Directions for this task:
Show all lines of the listing that hold the word "générale".

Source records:
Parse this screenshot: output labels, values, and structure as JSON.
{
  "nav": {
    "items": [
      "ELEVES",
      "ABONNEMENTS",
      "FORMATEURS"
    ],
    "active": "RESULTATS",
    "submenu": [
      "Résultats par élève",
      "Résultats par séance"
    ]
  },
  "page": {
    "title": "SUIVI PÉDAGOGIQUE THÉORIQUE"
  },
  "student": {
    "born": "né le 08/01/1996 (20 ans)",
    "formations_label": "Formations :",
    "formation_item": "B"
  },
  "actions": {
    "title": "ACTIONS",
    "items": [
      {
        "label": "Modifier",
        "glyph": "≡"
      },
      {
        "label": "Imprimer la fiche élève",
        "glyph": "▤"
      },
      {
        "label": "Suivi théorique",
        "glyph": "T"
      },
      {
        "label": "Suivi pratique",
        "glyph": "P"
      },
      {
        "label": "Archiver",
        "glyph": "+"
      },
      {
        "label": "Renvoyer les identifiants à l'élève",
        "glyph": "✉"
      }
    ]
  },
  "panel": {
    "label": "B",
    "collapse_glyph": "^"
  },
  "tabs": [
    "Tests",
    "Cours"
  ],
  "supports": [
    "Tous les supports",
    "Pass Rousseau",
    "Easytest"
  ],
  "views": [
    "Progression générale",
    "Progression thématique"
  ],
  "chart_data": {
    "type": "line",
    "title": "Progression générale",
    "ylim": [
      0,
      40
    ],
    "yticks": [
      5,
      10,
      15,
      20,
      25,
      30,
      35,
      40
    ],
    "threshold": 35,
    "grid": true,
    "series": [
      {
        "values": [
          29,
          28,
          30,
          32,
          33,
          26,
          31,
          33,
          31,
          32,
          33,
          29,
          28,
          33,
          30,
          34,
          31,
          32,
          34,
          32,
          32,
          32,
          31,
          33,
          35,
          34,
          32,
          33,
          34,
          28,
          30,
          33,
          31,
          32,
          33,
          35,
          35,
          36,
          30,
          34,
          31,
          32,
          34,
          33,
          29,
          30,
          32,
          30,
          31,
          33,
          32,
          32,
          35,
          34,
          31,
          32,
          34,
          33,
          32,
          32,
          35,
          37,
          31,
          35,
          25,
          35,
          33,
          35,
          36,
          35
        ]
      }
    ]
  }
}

Full answer:
    "Progression générale",
    "title": "Progression générale",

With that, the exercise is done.